Short problem: Each line that contains the string "ثلاثة" counts once; report how many such lines appear in the data, as a number only.

Exercise materials:
——————————
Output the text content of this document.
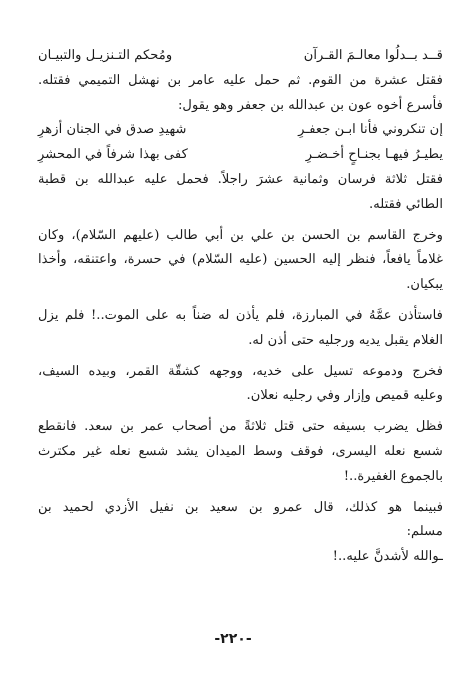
قــد بــدلُوا معالـمَ القـرآن
ومُحكم التـنزيـل والتبيـان
فقتل عشرة من القوم. ثم حمل عليه عامر بن نهشل التميمي فقتله.
فأسرع أخوه عون بن عبدالله بن جعفر وهو يقول:
إن تنكروني فأنا ابـن جعفـرِ
شهيدِ صدق في الجنان أزهرِ
يطيـرُ فيهـا بجنـاحٍ أخـضـرِ
كفى بهذا شرفاً في المحشرِ
فقتل ثلاثة فرسان وثمانية عشرَ راجلاً. فحمل عليه عبدالله بن قطبة
الطائي فقتله.
وخرج القاسم بن الحسن بن علي بن أبي طالب (عليهم السّلام)، وكان
غلاماً يافعاً، فنظر إليه الحسين (عليه السّلام) في حسرة، واعتنقه، وأخذا
يبكيان.
فاستأذن عمَّهُ في المبارزة، فلم يأذن له ضناً به على الموت..! فلم يزل
الغلام يقبل يديه ورجليه حتى أذن له.
فخرج ودموعه تسيل على خديه، ووجهه كشقّة القمر، وبيده السيف،
وعليه قميص وإزار وفي رجليه نعلان.
فظل يضرب بسيفه حتى قتل ثلاثةً من أصحاب عمر بن سعد. فانقطع
شسع نعله اليسرى، فوقف وسط الميدان يشد شسع نعله غير مكترث
بالجموع الغفيرة..!
فبينما هو كذلك، قال عمرو بن سعيد بن نفيل الأزدي لحميد بن
مسلم:
ـوالله لأشدنَّ عليه..!
-٢٢٠-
——————————
Task response: 2